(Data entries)
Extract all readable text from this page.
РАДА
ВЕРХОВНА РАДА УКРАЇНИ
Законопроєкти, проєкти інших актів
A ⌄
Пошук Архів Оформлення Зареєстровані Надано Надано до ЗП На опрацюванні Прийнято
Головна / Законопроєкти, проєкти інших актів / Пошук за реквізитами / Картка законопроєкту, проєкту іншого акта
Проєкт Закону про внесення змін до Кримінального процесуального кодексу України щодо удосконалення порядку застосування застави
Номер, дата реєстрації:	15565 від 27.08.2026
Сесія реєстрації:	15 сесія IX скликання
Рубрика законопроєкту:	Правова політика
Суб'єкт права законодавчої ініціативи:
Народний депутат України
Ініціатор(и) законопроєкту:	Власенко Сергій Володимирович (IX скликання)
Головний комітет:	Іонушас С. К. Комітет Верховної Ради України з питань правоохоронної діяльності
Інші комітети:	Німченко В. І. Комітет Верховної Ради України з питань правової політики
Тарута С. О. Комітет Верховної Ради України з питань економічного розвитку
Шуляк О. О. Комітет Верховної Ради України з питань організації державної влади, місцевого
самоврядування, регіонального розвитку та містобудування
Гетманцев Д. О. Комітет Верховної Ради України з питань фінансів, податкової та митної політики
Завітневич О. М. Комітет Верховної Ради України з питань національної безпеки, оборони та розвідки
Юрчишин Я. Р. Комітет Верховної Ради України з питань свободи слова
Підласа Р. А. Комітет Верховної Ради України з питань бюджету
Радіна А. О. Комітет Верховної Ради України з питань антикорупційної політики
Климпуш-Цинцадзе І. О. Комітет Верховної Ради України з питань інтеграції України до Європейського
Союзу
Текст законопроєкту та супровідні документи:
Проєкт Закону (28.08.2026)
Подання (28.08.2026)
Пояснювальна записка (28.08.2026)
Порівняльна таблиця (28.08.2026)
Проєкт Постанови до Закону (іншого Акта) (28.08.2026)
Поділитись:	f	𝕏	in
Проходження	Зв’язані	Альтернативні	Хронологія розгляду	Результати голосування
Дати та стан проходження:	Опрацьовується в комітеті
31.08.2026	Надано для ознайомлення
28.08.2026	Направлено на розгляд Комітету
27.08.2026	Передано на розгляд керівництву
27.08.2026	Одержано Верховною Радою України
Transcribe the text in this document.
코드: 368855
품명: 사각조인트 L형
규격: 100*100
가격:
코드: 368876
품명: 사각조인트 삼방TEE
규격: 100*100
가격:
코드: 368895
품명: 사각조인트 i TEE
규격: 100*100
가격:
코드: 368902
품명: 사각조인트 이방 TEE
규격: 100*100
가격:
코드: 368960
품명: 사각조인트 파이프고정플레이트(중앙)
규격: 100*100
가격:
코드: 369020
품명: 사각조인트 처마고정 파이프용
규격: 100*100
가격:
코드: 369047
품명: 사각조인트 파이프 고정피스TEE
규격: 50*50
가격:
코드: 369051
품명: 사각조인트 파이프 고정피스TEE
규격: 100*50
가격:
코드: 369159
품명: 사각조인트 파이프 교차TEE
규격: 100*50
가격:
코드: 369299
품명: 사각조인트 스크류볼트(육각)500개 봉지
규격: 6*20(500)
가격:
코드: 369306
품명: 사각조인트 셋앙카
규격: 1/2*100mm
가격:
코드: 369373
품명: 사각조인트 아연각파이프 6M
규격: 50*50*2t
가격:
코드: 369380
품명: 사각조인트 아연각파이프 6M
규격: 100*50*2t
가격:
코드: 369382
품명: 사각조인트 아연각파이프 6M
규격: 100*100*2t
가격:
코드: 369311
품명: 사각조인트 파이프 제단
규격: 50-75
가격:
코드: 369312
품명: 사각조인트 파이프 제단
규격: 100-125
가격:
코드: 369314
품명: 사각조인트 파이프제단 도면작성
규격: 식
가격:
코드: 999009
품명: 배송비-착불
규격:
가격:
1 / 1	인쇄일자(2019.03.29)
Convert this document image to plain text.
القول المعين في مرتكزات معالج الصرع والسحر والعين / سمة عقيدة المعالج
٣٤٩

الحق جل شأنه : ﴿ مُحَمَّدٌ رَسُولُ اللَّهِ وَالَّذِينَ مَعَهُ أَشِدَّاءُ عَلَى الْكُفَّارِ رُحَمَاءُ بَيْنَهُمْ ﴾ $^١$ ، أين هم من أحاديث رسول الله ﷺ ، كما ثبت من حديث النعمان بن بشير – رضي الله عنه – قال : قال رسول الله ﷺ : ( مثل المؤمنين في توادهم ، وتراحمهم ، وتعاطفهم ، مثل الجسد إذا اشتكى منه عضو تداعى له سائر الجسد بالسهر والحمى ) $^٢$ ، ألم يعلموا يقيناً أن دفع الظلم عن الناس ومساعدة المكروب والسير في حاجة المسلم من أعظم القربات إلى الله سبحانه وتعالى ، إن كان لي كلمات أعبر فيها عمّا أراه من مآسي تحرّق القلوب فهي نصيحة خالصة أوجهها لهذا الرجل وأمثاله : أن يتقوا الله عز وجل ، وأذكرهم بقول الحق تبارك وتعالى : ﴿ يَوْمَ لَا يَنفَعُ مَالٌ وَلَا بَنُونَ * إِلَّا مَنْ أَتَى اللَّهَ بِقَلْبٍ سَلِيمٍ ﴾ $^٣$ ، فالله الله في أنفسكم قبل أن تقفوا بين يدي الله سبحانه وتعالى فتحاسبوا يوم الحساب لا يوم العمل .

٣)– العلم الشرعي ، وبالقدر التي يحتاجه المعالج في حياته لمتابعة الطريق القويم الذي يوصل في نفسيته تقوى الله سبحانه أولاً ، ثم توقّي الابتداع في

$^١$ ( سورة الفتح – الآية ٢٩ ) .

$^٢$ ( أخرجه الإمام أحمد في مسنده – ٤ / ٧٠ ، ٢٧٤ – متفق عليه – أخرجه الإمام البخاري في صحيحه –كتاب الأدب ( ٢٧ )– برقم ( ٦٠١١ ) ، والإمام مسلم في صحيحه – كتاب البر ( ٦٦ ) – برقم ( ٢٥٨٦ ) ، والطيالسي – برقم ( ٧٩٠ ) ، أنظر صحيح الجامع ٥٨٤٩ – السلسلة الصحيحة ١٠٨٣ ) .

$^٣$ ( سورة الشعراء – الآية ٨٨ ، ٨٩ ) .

* Stated problem
Using the records above, copy each line that contains "політики".

* Problem solution
Інші комітети:	Німченко В. І. Комітет Верховної Ради України з питань правової політики
Гетманцев Д. О. Комітет Верховної Ради України з питань фінансів, податкової та митної політики
Радіна А. О. Комітет Верховної Ради України з питань антикорупційної політики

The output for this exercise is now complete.